#### Written task
Make an exact copy of all the records.

#### Data shown
▼▼▼

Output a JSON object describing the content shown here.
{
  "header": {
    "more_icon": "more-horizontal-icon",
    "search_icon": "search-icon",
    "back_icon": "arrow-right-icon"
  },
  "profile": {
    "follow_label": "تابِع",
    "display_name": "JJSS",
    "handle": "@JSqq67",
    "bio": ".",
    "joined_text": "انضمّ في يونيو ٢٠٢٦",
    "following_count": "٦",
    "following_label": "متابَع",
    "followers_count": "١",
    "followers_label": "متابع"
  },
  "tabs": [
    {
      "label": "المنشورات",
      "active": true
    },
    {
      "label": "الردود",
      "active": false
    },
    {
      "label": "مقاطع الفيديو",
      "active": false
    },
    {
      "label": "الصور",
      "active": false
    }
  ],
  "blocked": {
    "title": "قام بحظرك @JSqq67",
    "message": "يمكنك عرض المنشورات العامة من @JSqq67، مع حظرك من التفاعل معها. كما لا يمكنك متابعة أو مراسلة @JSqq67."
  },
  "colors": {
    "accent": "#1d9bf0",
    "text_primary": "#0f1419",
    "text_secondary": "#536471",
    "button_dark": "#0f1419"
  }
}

▲▲▲

#### Answer in full
Output a JSON object describing the content shown here.
{
  "header": {
    "more_icon": "more-horizontal-icon",
    "search_icon": "search-icon",
    "back_icon": "arrow-right-icon"
  },
  "profile": {
    "follow_label": "تابِع",
    "display_name": "JJSS",
    "handle": "@JSqq67",
    "bio": ".",
    "joined_text": "انضمّ في يونيو ٢٠٢٦",
    "following_count": "٦",
    "following_label": "متابَع",
    "followers_count": "١",
    "followers_label": "متابع"
  },
  "tabs": [
    {
      "label": "المنشورات",
      "active": true
    },
    {
      "label": "الردود",
      "active": false
    },
    {
      "label": "مقاطع الفيديو",
      "active": false
    },
    {
      "label": "الصور",
      "active": false
    }
  ],
  "blocked": {
    "title": "قام بحظرك @JSqq67",
    "message": "يمكنك عرض المنشورات العامة من @JSqq67، مع حظرك من التفاعل معها. كما لا يمكنك متابعة أو مراسلة @JSqq67."
  },
  "colors": {
    "accent": "#1d9bf0",
    "text_primary": "#0f1419",
    "text_secondary": "#536471",
    "button_dark": "#0f1419"
  }
}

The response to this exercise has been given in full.